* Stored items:
§ §

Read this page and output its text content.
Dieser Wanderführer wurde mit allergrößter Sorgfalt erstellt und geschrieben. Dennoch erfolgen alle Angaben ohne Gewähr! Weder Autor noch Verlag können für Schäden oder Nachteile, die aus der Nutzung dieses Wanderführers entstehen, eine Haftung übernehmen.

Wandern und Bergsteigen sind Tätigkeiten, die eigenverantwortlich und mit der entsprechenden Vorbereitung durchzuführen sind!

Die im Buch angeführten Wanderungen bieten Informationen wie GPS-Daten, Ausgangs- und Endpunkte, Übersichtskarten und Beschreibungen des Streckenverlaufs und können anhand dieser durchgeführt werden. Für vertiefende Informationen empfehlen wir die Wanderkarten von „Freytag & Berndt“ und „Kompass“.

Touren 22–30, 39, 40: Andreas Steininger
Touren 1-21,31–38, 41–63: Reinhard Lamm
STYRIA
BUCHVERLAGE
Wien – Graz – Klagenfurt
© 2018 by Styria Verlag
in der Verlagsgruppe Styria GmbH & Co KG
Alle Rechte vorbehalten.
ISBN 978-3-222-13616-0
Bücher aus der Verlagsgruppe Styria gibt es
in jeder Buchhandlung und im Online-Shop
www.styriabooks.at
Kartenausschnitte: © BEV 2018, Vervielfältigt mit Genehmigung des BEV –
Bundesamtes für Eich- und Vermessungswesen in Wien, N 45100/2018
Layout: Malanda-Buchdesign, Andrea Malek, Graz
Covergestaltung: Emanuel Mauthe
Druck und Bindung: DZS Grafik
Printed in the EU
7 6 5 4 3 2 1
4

§ §

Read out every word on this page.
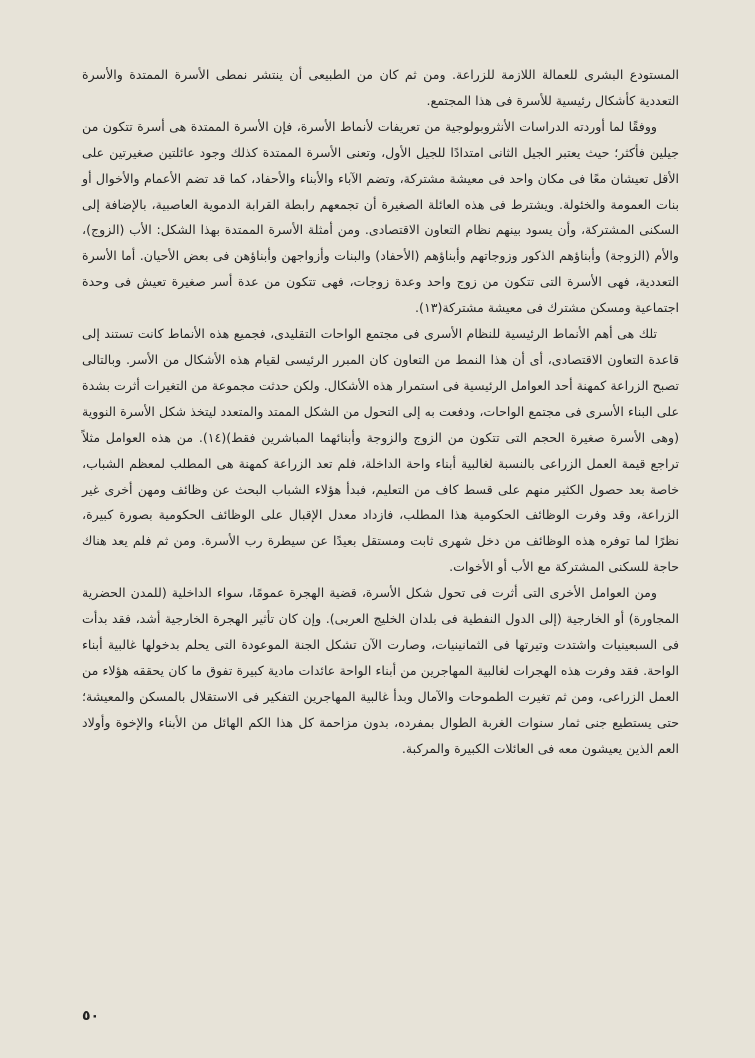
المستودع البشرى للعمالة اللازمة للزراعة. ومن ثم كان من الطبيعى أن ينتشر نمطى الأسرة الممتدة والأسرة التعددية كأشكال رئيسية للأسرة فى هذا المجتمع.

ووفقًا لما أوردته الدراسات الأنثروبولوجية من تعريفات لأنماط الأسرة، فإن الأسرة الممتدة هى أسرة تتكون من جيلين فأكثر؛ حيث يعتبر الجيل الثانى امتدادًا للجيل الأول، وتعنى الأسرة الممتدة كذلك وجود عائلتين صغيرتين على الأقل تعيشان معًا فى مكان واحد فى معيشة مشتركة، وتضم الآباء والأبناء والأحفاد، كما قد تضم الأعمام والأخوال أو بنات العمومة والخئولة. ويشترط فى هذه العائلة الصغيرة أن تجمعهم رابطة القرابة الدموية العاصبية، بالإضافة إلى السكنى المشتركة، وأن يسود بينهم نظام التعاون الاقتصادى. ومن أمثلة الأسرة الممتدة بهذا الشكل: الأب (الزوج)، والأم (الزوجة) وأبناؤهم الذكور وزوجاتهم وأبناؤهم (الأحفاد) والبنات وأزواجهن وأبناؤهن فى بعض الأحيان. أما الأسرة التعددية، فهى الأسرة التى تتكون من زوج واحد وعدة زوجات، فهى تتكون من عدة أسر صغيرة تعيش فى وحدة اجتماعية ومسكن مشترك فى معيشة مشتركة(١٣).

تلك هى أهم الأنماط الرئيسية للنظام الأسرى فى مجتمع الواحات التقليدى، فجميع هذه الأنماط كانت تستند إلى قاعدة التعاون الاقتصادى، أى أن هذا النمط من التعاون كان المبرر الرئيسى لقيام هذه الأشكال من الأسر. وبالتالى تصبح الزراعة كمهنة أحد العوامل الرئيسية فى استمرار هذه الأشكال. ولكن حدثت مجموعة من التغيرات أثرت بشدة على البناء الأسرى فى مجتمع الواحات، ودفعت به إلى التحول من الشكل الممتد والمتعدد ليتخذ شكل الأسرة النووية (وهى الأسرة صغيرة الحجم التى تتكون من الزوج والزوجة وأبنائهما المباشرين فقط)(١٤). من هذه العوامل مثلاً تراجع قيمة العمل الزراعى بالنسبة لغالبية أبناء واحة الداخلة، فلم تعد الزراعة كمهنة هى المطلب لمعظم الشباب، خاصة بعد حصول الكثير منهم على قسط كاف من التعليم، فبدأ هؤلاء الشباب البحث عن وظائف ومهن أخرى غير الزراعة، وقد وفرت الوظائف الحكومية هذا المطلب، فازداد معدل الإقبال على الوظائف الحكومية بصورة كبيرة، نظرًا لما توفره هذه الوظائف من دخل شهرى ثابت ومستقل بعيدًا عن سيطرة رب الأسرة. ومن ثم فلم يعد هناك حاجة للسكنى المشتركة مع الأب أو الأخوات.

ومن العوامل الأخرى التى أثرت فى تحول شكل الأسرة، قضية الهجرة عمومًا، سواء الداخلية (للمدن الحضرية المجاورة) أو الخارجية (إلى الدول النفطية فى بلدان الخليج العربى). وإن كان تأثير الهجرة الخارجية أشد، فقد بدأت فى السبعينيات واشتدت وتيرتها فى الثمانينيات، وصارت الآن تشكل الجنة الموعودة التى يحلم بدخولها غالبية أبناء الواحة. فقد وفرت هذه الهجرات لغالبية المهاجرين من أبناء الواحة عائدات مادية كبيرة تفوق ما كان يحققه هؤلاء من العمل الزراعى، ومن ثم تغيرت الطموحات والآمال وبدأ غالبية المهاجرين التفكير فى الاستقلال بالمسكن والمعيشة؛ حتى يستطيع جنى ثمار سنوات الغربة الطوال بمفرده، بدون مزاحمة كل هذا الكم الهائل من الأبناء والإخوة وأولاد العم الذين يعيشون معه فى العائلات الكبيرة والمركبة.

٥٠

§ §

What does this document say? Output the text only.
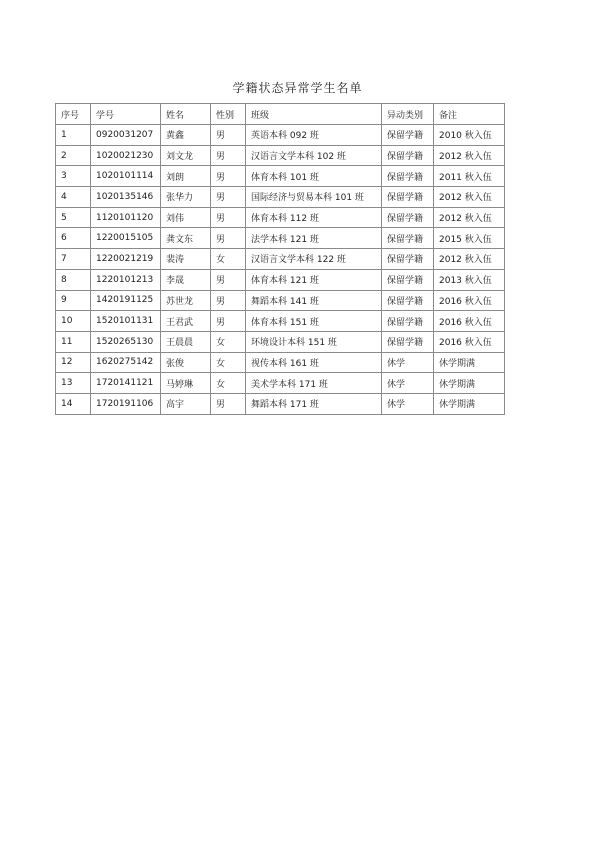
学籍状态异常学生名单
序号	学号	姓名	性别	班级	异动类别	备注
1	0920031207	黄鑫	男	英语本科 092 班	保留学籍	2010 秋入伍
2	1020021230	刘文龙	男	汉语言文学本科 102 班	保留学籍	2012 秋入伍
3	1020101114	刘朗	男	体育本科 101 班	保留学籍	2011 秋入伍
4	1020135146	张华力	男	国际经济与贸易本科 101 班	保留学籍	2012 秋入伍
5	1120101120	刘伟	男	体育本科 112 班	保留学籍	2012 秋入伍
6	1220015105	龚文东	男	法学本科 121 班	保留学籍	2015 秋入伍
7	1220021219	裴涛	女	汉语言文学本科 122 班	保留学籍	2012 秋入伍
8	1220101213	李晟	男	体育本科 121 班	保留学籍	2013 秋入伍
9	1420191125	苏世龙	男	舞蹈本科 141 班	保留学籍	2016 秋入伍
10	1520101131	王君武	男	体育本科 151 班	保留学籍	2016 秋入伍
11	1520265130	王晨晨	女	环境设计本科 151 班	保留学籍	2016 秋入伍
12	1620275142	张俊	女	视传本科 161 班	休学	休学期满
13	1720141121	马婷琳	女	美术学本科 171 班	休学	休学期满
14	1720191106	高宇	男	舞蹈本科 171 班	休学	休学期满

§ §

* Exercise details: Where a line in the entries holds "الزراعى", copy that line.

* Answer:
تلك هى أهم الأنماط الرئيسية للنظام الأسرى فى مجتمع الواحات التقليدى، فجميع هذه الأنماط كانت تستند إلى قاعدة التعاون الاقتصادى، أى أن هذا النمط من التعاون كان المبرر الرئيسى لقيام هذه الأشكال من الأسر. وبالتالى تصبح الزراعة كمهنة أحد العوامل الرئيسية فى استمرار هذه الأشكال. ولكن حدثت مجموعة من التغيرات أثرت بشدة على البناء الأسرى فى مجتمع الواحات، ودفعت به إلى التحول من الشكل الممتد والمتعدد ليتخذ شكل الأسرة النووية (وهى الأسرة صغيرة الحجم التى تتكون من الزوج والزوجة وأبنائهما المباشرين فقط)(١٤). من هذه العوامل مثلاً تراجع قيمة العمل الزراعى بالنسبة لغالبية أبناء واحة الداخلة، فلم تعد الزراعة كمهنة هى المطلب لمعظم الشباب، خاصة بعد حصول الكثير منهم على قسط كاف من التعليم، فبدأ هؤلاء الشباب البحث عن وظائف ومهن أخرى غير الزراعة، وقد وفرت الوظائف الحكومية هذا المطلب، فازداد معدل الإقبال على الوظائف الحكومية بصورة كبيرة، نظرًا لما توفره هذه الوظائف من دخل شهرى ثابت ومستقل بعيدًا عن سيطرة رب الأسرة. ومن ثم فلم يعد هناك حاجة للسكنى المشتركة مع الأب أو الأخوات.
ومن العوامل الأخرى التى أثرت فى تحول شكل الأسرة، قضية الهجرة عمومًا، سواء الداخلية (للمدن الحضرية المجاورة) أو الخارجية (إلى الدول النفطية فى بلدان الخليج العربى). وإن كان تأثير الهجرة الخارجية أشد، فقد بدأت فى السبعينيات واشتدت وتيرتها فى الثمانينيات، وصارت الآن تشكل الجنة الموعودة التى يحلم بدخولها غالبية أبناء الواحة. فقد وفرت هذه الهجرات لغالبية المهاجرين من أبناء الواحة عائدات مادية كبيرة تفوق ما كان يحققه هؤلاء من العمل الزراعى، ومن ثم تغيرت الطموحات والآمال وبدأ غالبية المهاجرين التفكير فى الاستقلال بالمسكن والمعيشة؛ حتى يستطيع جنى ثمار سنوات الغربة الطوال بمفرده، بدون مزاحمة كل هذا الكم الهائل من الأبناء والإخوة وأولاد العم الذين يعيشون معه فى العائلات الكبيرة والمركبة.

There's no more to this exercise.